TASK OBJECTIVE> Omit all images, then return the remaining material exactly as it stands.

◆ ◆ ◆

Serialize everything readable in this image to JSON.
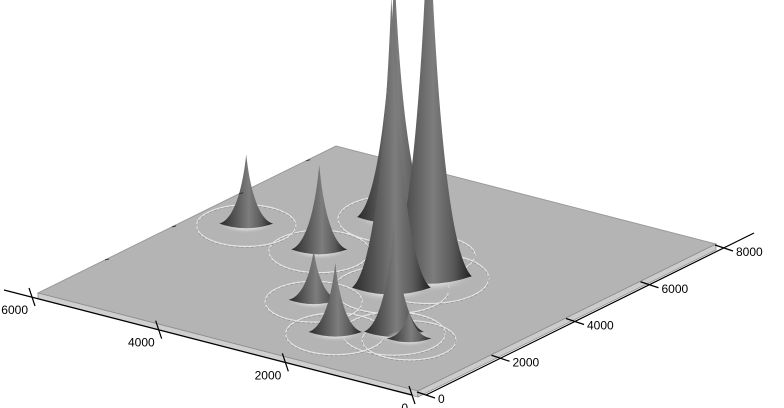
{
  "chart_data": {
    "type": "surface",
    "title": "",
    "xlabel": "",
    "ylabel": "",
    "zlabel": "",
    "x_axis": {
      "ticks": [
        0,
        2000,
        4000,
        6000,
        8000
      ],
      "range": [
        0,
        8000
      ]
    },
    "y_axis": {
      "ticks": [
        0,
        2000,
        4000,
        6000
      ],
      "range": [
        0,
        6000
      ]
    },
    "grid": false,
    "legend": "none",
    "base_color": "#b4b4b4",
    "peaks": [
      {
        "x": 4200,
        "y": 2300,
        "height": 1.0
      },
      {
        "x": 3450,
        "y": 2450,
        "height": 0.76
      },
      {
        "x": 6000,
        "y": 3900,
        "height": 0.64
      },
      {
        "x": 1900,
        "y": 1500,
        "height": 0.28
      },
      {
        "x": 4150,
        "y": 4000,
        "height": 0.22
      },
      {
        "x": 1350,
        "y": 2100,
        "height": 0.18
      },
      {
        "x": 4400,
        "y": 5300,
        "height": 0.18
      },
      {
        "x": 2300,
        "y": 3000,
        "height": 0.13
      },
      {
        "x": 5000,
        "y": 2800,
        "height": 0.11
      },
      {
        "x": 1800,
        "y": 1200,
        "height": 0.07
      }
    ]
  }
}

◆ ◆ ◆

OUTPUT FOR THIS EXERCISE>
Serialize everything readable in this image to JSON.
{
  "chart_data": {
    "type": "surface",
    "title": "",
    "xlabel": "",
    "ylabel": "",
    "zlabel": "",
    "x_axis": {
      "ticks": [
        0,
        2000,
        4000,
        6000,
        8000
      ],
      "range": [
        0,
        8000
      ]
    },
    "y_axis": {
      "ticks": [
        0,
        2000,
        4000,
        6000
      ],
      "range": [
        0,
        6000
      ]
    },
    "grid": false,
    "legend": "none",
    "base_color": "#b4b4b4",
    "peaks": [
      {
        "x": 4200,
        "y": 2300,
        "height": 1.0
      },
      {
        "x": 3450,
        "y": 2450,
        "height": 0.76
      },
      {
        "x": 6000,
        "y": 3900,
        "height": 0.64
      },
      {
        "x": 1900,
        "y": 1500,
        "height": 0.28
      },
      {
        "x": 4150,
        "y": 4000,
        "height": 0.22
      },
      {
        "x": 1350,
        "y": 2100,
        "height": 0.18
      },
      {
        "x": 4400,
        "y": 5300,
        "height": 0.18
      },
      {
        "x": 2300,
        "y": 3000,
        "height": 0.13
      },
      {
        "x": 5000,
        "y": 2800,
        "height": 0.11
      },
      {
        "x": 1800,
        "y": 1200,
        "height": 0.07
      }
    ]
  }
}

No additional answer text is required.